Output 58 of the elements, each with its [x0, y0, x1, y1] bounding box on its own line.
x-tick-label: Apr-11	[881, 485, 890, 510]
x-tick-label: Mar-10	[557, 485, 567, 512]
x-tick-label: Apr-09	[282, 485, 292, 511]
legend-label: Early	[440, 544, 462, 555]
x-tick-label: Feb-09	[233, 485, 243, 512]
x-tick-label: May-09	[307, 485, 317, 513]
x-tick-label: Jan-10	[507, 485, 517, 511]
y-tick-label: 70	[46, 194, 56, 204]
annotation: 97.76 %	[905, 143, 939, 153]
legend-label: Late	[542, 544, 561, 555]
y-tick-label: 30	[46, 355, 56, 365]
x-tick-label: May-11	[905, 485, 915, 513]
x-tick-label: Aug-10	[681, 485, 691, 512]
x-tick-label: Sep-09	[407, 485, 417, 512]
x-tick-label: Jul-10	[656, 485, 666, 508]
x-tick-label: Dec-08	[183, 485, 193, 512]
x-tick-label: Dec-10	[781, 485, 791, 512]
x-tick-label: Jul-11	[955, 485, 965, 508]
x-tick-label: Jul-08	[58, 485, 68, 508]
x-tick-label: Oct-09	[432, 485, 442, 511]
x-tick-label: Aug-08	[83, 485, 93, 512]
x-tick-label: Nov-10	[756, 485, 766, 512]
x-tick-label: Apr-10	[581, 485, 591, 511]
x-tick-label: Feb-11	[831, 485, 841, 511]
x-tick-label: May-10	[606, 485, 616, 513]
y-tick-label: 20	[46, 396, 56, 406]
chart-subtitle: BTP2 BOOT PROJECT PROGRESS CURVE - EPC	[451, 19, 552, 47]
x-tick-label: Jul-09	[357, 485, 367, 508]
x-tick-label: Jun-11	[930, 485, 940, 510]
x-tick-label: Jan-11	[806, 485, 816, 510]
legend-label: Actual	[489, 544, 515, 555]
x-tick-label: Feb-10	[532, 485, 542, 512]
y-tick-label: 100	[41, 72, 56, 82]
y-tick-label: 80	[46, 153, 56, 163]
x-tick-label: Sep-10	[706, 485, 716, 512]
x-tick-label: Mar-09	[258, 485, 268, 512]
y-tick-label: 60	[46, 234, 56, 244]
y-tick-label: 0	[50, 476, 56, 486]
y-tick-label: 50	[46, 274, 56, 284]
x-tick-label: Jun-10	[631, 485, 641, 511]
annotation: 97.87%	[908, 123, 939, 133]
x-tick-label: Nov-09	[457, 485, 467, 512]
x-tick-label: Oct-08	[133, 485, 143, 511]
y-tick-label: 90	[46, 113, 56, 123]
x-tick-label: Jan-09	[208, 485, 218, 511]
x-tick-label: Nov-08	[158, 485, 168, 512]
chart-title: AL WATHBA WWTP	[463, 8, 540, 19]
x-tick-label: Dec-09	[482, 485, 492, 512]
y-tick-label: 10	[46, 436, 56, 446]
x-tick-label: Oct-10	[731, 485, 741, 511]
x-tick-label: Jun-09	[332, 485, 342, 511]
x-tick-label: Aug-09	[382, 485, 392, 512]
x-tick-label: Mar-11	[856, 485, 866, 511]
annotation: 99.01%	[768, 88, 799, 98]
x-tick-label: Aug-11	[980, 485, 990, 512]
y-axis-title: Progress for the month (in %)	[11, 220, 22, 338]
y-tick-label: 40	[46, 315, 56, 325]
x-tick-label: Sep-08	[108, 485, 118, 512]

══════

Work instructions:
Reproduce every one of the rows above, character for character.

Output for this task:
Output 58 of the elements, each with its [x0, y0, x1, y1] bounding box on its own line.
x-tick-label: Apr-11	[881, 485, 890, 510]
x-tick-label: Mar-10	[557, 485, 567, 512]
x-tick-label: Apr-09	[282, 485, 292, 511]
legend-label: Early	[440, 544, 462, 555]
x-tick-label: Feb-09	[233, 485, 243, 512]
x-tick-label: May-09	[307, 485, 317, 513]
x-tick-label: Jan-10	[507, 485, 517, 511]
y-tick-label: 70	[46, 194, 56, 204]
annotation: 97.76 %	[905, 143, 939, 153]
legend-label: Late	[542, 544, 561, 555]
y-tick-label: 30	[46, 355, 56, 365]
x-tick-label: May-11	[905, 485, 915, 513]
x-tick-label: Aug-10	[681, 485, 691, 512]
x-tick-label: Sep-09	[407, 485, 417, 512]
x-tick-label: Jul-10	[656, 485, 666, 508]
x-tick-label: Dec-08	[183, 485, 193, 512]
x-tick-label: Dec-10	[781, 485, 791, 512]
x-tick-label: Jul-11	[955, 485, 965, 508]
x-tick-label: Jul-08	[58, 485, 68, 508]
x-tick-label: Oct-09	[432, 485, 442, 511]
x-tick-label: Aug-08	[83, 485, 93, 512]
x-tick-label: Nov-10	[756, 485, 766, 512]
x-tick-label: Apr-10	[581, 485, 591, 511]
x-tick-label: Feb-11	[831, 485, 841, 511]
x-tick-label: May-10	[606, 485, 616, 513]
y-tick-label: 20	[46, 396, 56, 406]
chart-subtitle: BTP2 BOOT PROJECT PROGRESS CURVE - EPC	[451, 19, 552, 47]
x-tick-label: Jul-09	[357, 485, 367, 508]
x-tick-label: Jun-11	[930, 485, 940, 510]
x-tick-label: Jan-11	[806, 485, 816, 510]
legend-label: Actual	[489, 544, 515, 555]
x-tick-label: Feb-10	[532, 485, 542, 512]
y-tick-label: 100	[41, 72, 56, 82]
y-tick-label: 80	[46, 153, 56, 163]
x-tick-label: Sep-10	[706, 485, 716, 512]
x-tick-label: Mar-09	[258, 485, 268, 512]
y-tick-label: 60	[46, 234, 56, 244]
y-tick-label: 0	[50, 476, 56, 486]
y-tick-label: 50	[46, 274, 56, 284]
x-tick-label: Jun-10	[631, 485, 641, 511]
annotation: 97.87%	[908, 123, 939, 133]
x-tick-label: Nov-09	[457, 485, 467, 512]
x-tick-label: Oct-08	[133, 485, 143, 511]
y-tick-label: 90	[46, 113, 56, 123]
x-tick-label: Jan-09	[208, 485, 218, 511]
x-tick-label: Nov-08	[158, 485, 168, 512]
chart-title: AL WATHBA WWTP	[463, 8, 540, 19]
x-tick-label: Dec-09	[482, 485, 492, 512]
y-tick-label: 10	[46, 436, 56, 446]
x-tick-label: Oct-10	[731, 485, 741, 511]
x-tick-label: Jun-09	[332, 485, 342, 511]
x-tick-label: Aug-09	[382, 485, 392, 512]
x-tick-label: Mar-11	[856, 485, 866, 511]
annotation: 99.01%	[768, 88, 799, 98]
x-tick-label: Aug-11	[980, 485, 990, 512]
y-axis-title: Progress for the month (in %)	[11, 220, 22, 338]
y-tick-label: 40	[46, 315, 56, 325]
x-tick-label: Sep-08	[108, 485, 118, 512]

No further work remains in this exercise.